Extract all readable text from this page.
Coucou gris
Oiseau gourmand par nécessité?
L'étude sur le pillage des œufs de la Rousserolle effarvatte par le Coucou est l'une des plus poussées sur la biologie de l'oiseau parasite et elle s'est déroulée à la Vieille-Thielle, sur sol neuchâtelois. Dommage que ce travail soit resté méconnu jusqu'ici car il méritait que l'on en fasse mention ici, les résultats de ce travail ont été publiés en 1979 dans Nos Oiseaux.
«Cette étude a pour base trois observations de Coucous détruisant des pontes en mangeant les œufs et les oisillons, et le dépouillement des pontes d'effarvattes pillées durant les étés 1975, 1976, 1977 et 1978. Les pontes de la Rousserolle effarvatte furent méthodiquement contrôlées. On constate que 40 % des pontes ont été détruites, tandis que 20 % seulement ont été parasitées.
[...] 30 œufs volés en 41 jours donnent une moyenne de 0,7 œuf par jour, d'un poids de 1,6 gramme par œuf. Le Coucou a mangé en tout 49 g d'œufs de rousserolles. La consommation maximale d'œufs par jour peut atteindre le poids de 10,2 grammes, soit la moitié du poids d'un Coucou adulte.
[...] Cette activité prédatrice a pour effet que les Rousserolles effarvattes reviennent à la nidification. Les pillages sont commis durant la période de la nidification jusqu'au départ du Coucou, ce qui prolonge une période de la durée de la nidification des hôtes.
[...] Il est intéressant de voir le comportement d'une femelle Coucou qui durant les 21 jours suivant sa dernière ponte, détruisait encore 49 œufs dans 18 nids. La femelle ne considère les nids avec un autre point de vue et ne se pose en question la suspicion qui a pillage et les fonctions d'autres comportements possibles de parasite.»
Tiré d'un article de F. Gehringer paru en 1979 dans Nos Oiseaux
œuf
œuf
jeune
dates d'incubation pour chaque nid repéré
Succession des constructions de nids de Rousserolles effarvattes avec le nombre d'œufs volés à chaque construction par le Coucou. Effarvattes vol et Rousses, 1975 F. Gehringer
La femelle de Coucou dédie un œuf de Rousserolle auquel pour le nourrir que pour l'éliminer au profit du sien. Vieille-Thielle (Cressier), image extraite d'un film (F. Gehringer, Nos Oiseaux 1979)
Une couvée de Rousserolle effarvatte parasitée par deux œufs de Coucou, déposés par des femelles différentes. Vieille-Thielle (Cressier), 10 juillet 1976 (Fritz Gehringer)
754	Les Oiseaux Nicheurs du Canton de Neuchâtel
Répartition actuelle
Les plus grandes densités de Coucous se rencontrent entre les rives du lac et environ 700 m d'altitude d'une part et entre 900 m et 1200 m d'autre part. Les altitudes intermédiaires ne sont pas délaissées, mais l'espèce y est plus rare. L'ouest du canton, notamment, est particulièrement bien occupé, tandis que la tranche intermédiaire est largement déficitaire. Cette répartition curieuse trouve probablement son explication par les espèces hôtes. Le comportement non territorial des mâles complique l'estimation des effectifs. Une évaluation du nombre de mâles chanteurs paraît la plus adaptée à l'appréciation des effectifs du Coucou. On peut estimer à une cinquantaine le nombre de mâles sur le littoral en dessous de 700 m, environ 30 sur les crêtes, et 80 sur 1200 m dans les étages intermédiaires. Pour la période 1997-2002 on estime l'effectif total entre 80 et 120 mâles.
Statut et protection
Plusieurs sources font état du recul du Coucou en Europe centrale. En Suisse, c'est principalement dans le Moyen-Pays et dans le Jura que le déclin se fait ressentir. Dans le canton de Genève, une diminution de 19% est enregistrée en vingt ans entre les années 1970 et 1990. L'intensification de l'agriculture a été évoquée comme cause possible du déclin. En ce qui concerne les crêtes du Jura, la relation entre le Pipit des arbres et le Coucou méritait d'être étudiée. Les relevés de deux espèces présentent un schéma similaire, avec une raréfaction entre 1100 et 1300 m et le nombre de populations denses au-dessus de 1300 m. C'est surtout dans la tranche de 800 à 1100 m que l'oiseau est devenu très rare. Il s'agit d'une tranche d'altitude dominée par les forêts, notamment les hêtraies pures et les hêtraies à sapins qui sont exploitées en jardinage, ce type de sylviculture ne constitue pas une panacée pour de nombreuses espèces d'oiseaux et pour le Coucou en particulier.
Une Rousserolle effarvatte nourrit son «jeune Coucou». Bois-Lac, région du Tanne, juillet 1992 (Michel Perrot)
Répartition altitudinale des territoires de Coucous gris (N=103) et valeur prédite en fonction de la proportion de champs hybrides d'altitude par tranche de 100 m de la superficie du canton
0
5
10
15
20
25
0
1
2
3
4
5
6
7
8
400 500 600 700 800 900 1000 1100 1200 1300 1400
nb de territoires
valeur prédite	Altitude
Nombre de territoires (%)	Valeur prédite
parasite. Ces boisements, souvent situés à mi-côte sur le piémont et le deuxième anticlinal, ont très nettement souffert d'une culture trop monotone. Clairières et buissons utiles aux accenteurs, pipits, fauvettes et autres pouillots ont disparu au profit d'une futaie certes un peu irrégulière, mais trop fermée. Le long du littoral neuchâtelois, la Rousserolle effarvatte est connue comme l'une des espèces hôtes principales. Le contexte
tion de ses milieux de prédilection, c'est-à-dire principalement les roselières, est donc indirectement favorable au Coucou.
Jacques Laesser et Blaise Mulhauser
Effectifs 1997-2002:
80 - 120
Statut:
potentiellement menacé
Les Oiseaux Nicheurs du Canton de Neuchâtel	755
==
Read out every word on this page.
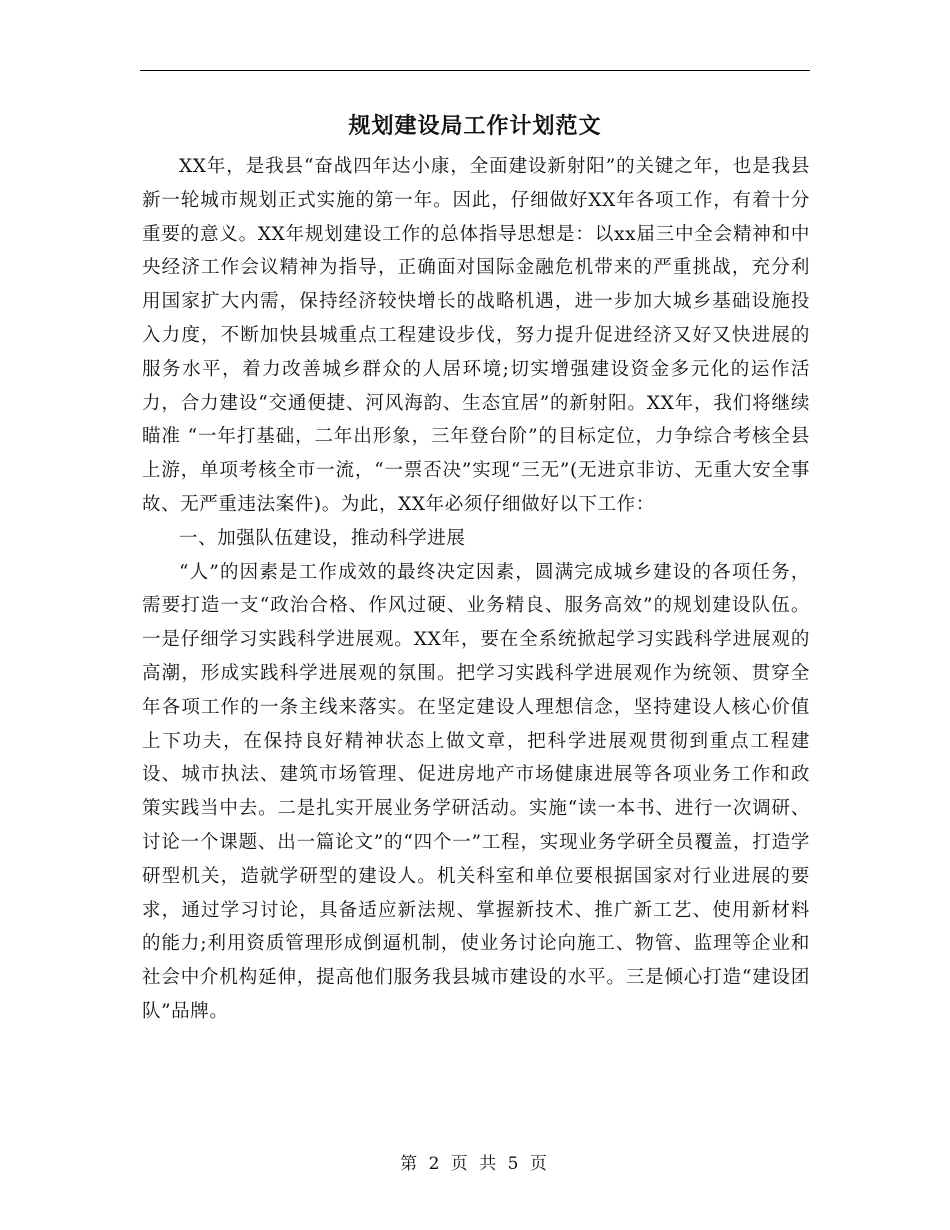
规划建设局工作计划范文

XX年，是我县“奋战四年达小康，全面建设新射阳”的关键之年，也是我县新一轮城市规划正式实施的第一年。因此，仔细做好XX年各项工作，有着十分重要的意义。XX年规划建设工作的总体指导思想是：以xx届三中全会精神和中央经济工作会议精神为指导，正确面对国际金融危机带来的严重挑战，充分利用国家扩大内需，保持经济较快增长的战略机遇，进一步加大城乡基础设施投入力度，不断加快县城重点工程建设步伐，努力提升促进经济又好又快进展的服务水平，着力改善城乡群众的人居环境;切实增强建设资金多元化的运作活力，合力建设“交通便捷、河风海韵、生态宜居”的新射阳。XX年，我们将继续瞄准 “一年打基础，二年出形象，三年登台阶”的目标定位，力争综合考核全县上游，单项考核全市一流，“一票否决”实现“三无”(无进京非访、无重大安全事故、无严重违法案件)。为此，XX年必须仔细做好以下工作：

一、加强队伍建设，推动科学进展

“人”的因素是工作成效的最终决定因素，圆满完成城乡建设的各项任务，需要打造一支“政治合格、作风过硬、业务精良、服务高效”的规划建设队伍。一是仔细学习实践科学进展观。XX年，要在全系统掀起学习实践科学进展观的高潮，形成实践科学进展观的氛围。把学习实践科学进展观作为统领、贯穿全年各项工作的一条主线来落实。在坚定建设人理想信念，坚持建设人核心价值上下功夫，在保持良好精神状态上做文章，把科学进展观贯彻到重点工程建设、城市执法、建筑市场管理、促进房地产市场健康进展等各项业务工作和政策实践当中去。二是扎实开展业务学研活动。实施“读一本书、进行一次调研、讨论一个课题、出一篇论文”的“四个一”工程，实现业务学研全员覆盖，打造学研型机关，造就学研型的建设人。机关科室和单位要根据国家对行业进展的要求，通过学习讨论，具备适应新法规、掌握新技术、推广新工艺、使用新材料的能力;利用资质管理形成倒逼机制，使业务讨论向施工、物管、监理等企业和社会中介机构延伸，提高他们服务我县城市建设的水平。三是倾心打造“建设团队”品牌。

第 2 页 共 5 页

Objective ::
Within the data above, pick out all lines holding the word "Cette".

Solution for this exercise ::
«Cette étude a pour base trois observations de Coucous détruisant des pontes en mangeant les œufs et les oisillons, et le dépouillement des pontes d'effarvattes pillées durant les étés 1975, 1976, 1977 et 1978. Les pontes de la Rousserolle effarvatte furent méthodiquement contrôlées. On constate que 40 % des pontes ont été détruites, tandis que 20 % seulement ont été parasitées.
[...] Cette activité prédatrice a pour effet que les Rousserolles effarvattes reviennent à la nidification. Les pillages sont commis durant la période de la nidification jusqu'au départ du Coucou, ce qui prolonge une période de la durée de la nidification des hôtes.
Les plus grandes densités de Coucous se rencontrent entre les rives du lac et environ 700 m d'altitude d'une part et entre 900 m et 1200 m d'autre part. Les altitudes intermédiaires ne sont pas délaissées, mais l'espèce y est plus rare. L'ouest du canton, notamment, est particulièrement bien occupé, tandis que la tranche intermédiaire est largement déficitaire. Cette répartition curieuse trouve probablement son explication par les espèces hôtes. Le comportement non territorial des mâles complique l'estimation des effectifs. Une évaluation du nombre de mâles chanteurs paraît la plus adaptée à l'appréciation des effectifs du Coucou. On peut estimer à une cinquantaine le nombre de mâles sur le littoral en dessous de 700 m, environ 30 sur les crêtes, et 80 sur 1200 m dans les étages intermédiaires. Pour la période 1997-2002 on estime l'effectif total entre 80 et 120 mâles.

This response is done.